▼

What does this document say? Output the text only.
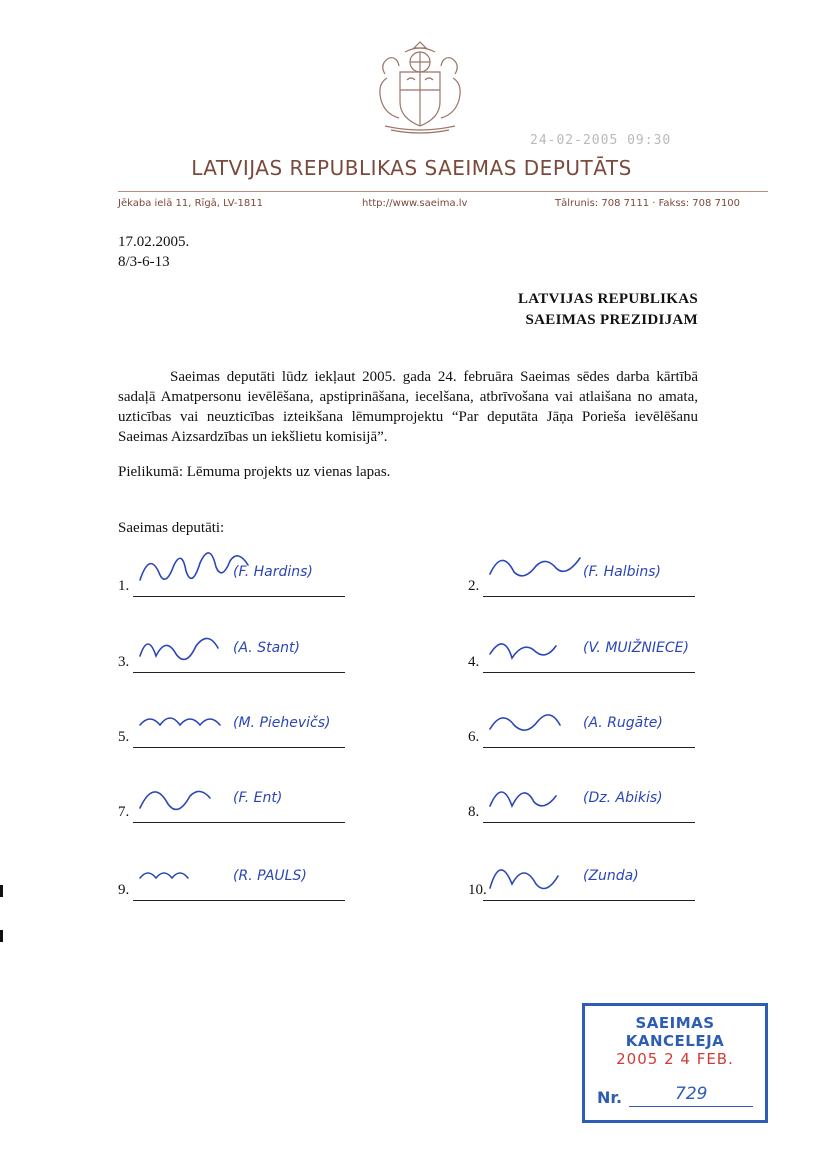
24-02-2005 09:30
LATVIJAS REPUBLIKAS SAEIMAS DEPUTĀTS
Jēkaba ielā 11, Rīgā, LV-1811	http://www.saeima.lv	Tālrunis: 708 7111 · Fakss: 708 7100
17.02.2005.
8/3-6-13
LATVIJAS REPUBLIKAS
SAEIMAS PREZIDIJAM
Saeimas deputāti lūdz iekļaut 2005. gada 24. februāra Saeimas sēdes darba kārtībā sadaļā Amatpersonu ievēlēšana, apstiprināšana, iecelšana, atbrīvošana vai atlaišana no amata, uzticības vai neuzticības izteikšana lēmumprojektu “Par deputāta Jāņa Porieša ievēlēšanu Saeimas Aizsardzības un iekšlietu komisijā”.
Pielikumā: Lēmuma projekts uz vienas lapas.
Saeimas deputāti:
1.
(F. Hardins)
2.
(F. Halbins)
3.
(A. Stant)
4.
(V. MUIŽNIECE)
5.
(M. Piehevičs)
6.
(A. Rugāte)
7.
(F. Ent)
8.
(Dz. Abikis)
9.
(R. PAULS)
10.
(Zunda)
SAEIMAS KANCELEJA
2005 2 4 FEB.
Nr.	729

▲

» **TASK**: All lines holding the word "deputāti" should be picked out and copied.

» **CORRECT OUTPUT**:
Saeimas deputāti lūdz iekļaut 2005. gada 24. februāra Saeimas sēdes darba kārtībā sadaļā Amatpersonu ievēlēšana, apstiprināšana, iecelšana, atbrīvošana vai atlaišana no amata, uzticības vai neuzticības izteikšana lēmumprojektu “Par deputāta Jāņa Porieša ievēlēšanu Saeimas Aizsardzības un iekšlietu komisijā”.
Saeimas deputāti:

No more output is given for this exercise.